REQUIREMENT ▸ Omit the images. Copy each entry word for word.

**** LISTED ENTRIES

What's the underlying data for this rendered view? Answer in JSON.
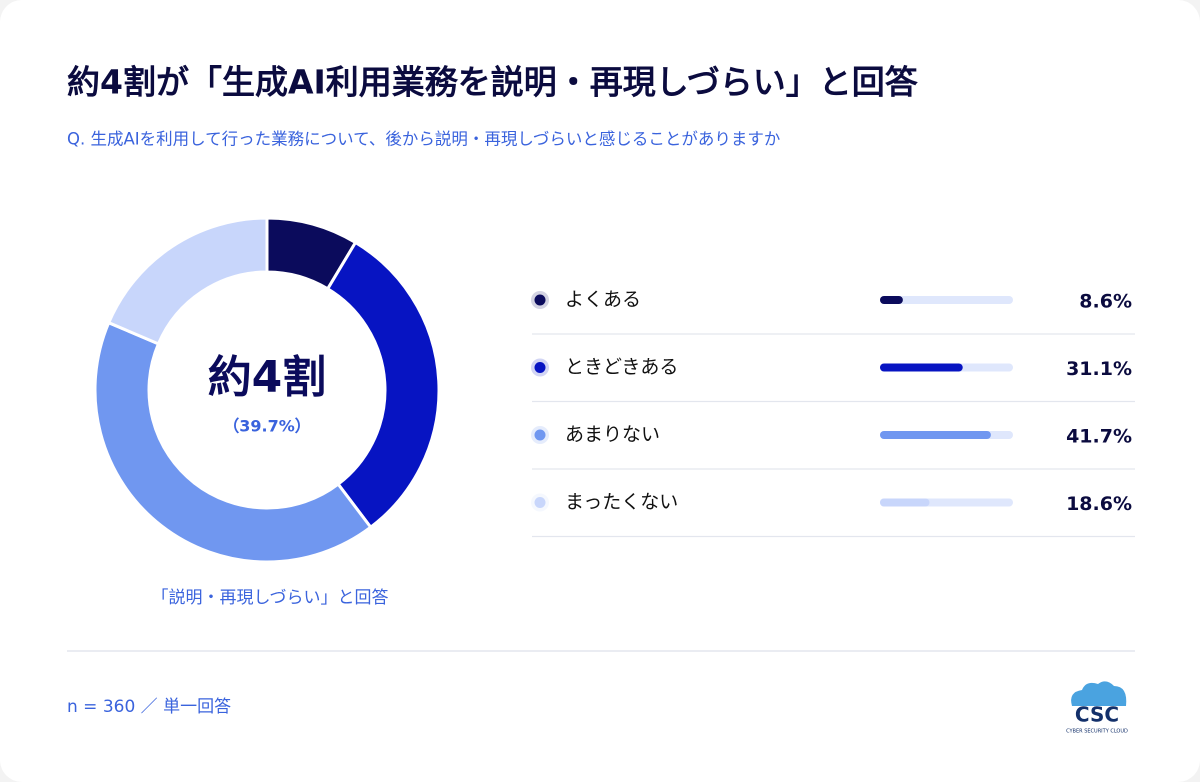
{
  "chart_data": {
    "type": "donut",
    "title": "約4割が「生成AI利用業務を説明・再現しづらい」と回答",
    "subtitle": "Q. 生成AIを利用して行った業務について、後から説明・再現しづらいと感じることがありますか",
    "categories": [
      "よくある",
      "ときどきある",
      "あまりない",
      "まったくない"
    ],
    "values": [
      8.6,
      31.1,
      41.7,
      18.6
    ],
    "value_labels": [
      "8.6%",
      "31.1%",
      "41.7%",
      "18.6%"
    ],
    "colors": [
      "#0b0b5c",
      "#0714c2",
      "#7097f0",
      "#c8d6fb"
    ],
    "center_label": "約4割",
    "center_sublabel": "（39.7%）",
    "caption": "「説明・再現しづらい」と回答",
    "footnote": "n = 360 ／ 単一回答",
    "logo": {
      "text": "CSC",
      "subtext": "CYBER SECURITY CLOUD"
    }
  }
}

********

COMPLETED TASK ▸
What's the underlying data for this rendered view? Answer in JSON.
{
  "chart_data": {
    "type": "donut",
    "title": "約4割が「生成AI利用業務を説明・再現しづらい」と回答",
    "subtitle": "Q. 生成AIを利用して行った業務について、後から説明・再現しづらいと感じることがありますか",
    "categories": [
      "よくある",
      "ときどきある",
      "あまりない",
      "まったくない"
    ],
    "values": [
      8.6,
      31.1,
      41.7,
      18.6
    ],
    "value_labels": [
      "8.6%",
      "31.1%",
      "41.7%",
      "18.6%"
    ],
    "colors": [
      "#0b0b5c",
      "#0714c2",
      "#7097f0",
      "#c8d6fb"
    ],
    "center_label": "約4割",
    "center_sublabel": "（39.7%）",
    "caption": "「説明・再現しづらい」と回答",
    "footnote": "n = 360 ／ 単一回答",
    "logo": {
      "text": "CSC",
      "subtext": "CYBER SECURITY CLOUD"
    }
  }
}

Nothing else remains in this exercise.